**REQUIRED TASK**
Pick out all lines of the entries that include the word "дату" and copy them.

**RECORDED DATA**

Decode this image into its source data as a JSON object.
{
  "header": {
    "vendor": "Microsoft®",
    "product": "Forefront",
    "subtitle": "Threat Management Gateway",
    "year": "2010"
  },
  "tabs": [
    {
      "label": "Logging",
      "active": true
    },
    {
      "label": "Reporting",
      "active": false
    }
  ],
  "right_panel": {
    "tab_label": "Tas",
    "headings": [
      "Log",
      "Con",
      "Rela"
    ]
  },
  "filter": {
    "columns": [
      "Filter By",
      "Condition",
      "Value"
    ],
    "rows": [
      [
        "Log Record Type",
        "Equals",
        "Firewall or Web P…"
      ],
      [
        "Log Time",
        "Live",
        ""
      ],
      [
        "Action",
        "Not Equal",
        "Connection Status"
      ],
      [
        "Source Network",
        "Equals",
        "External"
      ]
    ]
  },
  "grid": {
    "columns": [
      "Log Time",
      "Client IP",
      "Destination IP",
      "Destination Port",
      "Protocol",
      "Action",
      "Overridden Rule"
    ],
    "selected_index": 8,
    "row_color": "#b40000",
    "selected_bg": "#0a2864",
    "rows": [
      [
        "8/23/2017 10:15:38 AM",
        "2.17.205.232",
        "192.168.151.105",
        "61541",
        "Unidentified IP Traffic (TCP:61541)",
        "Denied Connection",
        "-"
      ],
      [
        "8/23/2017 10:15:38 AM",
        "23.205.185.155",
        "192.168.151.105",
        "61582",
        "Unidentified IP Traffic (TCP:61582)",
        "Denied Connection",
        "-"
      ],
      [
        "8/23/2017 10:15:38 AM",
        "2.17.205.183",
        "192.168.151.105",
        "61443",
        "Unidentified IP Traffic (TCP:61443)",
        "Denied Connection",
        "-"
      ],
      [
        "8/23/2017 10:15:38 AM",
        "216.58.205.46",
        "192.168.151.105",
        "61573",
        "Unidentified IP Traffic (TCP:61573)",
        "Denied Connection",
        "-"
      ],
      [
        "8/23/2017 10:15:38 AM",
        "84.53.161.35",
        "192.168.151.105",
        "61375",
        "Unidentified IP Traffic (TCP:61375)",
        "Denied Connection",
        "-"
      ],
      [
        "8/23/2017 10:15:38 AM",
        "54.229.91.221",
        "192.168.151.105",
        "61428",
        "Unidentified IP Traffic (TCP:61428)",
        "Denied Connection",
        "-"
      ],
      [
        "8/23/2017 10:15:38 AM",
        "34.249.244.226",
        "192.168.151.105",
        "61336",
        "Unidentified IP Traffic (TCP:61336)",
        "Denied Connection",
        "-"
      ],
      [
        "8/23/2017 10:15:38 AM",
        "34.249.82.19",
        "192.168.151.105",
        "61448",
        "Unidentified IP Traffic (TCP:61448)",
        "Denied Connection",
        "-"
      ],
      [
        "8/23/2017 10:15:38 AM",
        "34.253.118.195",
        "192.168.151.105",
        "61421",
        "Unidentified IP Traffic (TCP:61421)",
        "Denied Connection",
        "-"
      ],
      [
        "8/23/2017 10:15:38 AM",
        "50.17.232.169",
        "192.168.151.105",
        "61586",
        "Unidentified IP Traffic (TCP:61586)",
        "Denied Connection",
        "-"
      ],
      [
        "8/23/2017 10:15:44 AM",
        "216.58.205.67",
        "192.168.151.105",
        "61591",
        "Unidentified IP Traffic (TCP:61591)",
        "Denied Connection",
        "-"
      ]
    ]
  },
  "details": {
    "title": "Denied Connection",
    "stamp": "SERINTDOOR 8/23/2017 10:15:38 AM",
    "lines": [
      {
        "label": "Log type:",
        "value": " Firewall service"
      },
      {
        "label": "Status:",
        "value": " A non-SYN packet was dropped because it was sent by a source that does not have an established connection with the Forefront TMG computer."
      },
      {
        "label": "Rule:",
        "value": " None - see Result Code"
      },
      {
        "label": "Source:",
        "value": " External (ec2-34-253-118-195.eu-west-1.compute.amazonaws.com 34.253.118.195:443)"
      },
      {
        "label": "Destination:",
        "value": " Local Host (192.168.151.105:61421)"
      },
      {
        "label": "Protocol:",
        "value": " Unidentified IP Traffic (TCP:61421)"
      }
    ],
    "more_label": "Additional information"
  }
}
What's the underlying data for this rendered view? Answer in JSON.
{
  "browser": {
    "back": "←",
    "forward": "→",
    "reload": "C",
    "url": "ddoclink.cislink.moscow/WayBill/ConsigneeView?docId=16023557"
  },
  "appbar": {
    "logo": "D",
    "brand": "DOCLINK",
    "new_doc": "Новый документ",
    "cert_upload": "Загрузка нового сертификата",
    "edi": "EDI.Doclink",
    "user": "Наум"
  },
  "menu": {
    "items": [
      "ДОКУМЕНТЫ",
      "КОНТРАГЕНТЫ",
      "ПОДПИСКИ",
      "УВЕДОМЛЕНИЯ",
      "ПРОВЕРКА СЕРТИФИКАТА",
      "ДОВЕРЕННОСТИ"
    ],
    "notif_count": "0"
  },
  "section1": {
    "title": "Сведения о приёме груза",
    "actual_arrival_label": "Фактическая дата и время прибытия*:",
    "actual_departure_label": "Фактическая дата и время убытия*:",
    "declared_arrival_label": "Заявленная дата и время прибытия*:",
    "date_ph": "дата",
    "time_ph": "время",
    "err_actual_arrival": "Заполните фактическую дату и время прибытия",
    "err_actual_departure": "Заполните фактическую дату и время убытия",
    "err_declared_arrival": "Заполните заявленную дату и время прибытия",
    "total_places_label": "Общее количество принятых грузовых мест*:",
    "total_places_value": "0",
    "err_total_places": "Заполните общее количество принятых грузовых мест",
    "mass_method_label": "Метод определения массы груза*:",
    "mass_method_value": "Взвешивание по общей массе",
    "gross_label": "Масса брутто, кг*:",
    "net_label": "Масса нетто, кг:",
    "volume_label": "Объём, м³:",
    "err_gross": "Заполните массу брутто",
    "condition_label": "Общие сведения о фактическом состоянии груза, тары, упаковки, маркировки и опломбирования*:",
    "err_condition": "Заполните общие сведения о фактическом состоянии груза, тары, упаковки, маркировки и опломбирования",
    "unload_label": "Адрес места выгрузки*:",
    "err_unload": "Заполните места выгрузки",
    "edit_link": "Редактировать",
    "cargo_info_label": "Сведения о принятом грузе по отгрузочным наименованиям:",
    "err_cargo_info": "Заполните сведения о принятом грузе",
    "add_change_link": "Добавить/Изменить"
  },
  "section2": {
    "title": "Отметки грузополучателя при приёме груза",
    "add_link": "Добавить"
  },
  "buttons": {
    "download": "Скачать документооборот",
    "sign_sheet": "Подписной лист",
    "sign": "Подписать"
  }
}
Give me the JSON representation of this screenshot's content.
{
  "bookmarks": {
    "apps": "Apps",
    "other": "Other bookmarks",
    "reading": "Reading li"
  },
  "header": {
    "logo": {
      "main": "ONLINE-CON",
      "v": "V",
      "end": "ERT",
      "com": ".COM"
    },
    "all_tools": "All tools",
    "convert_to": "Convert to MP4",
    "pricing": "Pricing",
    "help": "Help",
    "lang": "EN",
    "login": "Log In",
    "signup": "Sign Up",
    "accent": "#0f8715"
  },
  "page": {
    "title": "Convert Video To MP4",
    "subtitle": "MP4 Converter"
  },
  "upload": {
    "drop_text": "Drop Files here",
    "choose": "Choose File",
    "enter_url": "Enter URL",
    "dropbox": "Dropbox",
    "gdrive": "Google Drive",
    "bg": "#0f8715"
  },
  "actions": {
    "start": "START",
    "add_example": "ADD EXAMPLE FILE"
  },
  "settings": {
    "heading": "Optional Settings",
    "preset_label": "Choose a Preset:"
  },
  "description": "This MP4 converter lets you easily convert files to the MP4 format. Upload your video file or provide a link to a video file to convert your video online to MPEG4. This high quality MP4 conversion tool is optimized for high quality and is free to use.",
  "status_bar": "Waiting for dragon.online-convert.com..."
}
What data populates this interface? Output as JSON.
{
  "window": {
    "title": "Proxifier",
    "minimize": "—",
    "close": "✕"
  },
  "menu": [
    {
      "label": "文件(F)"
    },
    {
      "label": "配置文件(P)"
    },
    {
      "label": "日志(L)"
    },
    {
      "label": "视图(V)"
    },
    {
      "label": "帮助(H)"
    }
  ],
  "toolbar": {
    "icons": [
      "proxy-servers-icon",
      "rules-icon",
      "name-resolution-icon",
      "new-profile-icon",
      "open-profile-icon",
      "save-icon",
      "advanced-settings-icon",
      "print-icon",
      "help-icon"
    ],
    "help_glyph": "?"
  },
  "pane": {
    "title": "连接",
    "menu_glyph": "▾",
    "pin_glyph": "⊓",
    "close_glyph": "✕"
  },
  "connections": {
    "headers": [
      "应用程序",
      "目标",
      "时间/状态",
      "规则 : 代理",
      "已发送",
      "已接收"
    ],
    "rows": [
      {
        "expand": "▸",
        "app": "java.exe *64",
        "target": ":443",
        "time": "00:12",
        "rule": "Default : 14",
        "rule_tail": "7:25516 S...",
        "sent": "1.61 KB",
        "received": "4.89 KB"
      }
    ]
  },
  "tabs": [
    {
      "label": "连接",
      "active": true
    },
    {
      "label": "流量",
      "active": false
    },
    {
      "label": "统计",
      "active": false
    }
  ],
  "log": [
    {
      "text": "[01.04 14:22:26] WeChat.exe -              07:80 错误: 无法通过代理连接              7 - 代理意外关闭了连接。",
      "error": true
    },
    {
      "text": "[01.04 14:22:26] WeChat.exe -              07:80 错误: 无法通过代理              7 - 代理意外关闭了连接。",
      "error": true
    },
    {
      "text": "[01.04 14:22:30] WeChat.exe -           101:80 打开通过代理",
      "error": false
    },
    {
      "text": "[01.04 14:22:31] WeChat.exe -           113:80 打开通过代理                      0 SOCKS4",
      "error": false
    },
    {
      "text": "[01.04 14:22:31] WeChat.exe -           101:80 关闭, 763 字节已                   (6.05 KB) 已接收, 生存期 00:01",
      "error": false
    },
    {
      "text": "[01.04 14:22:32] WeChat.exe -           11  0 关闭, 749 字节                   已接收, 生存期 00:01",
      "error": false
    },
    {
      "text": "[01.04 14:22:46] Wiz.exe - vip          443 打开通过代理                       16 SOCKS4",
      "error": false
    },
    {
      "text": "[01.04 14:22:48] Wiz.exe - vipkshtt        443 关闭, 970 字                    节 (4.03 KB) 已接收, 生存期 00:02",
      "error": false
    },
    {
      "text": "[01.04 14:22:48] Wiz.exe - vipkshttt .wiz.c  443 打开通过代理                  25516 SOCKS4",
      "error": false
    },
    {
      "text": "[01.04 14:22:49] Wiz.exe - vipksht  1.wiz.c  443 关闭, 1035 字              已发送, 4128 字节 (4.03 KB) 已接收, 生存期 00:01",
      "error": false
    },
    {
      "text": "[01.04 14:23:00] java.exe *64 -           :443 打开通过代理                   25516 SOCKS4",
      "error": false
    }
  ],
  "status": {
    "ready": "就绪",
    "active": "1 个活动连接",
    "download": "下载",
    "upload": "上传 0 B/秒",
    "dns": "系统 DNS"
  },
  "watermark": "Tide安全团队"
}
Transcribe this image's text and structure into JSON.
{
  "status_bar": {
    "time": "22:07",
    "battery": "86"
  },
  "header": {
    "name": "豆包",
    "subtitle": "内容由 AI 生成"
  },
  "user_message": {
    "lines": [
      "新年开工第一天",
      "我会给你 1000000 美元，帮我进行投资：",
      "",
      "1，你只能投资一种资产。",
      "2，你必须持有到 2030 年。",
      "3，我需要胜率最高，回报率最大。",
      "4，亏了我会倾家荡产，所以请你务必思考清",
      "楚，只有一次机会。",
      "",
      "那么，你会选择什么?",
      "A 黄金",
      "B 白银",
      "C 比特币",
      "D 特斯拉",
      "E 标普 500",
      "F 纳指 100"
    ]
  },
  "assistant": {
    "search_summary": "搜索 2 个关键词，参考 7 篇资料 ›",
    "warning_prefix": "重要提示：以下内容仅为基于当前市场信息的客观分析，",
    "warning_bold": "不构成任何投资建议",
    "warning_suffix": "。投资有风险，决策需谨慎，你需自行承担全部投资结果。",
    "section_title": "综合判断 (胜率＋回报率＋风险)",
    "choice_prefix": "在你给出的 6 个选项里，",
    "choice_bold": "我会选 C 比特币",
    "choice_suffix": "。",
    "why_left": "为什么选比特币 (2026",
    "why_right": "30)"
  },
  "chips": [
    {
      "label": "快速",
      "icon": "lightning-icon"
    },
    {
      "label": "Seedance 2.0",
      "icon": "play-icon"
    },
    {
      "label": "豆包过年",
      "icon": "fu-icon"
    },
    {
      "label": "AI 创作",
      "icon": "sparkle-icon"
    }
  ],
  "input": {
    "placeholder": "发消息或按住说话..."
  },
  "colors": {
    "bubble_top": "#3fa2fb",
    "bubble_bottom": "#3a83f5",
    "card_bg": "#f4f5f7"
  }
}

**TASK SOLUTION**
    "err_actual_arrival": "Заполните фактическую дату и время прибытия",
    "err_actual_departure": "Заполните фактическую дату и время убытия",
    "err_declared_arrival": "Заполните заявленную дату и время прибытия",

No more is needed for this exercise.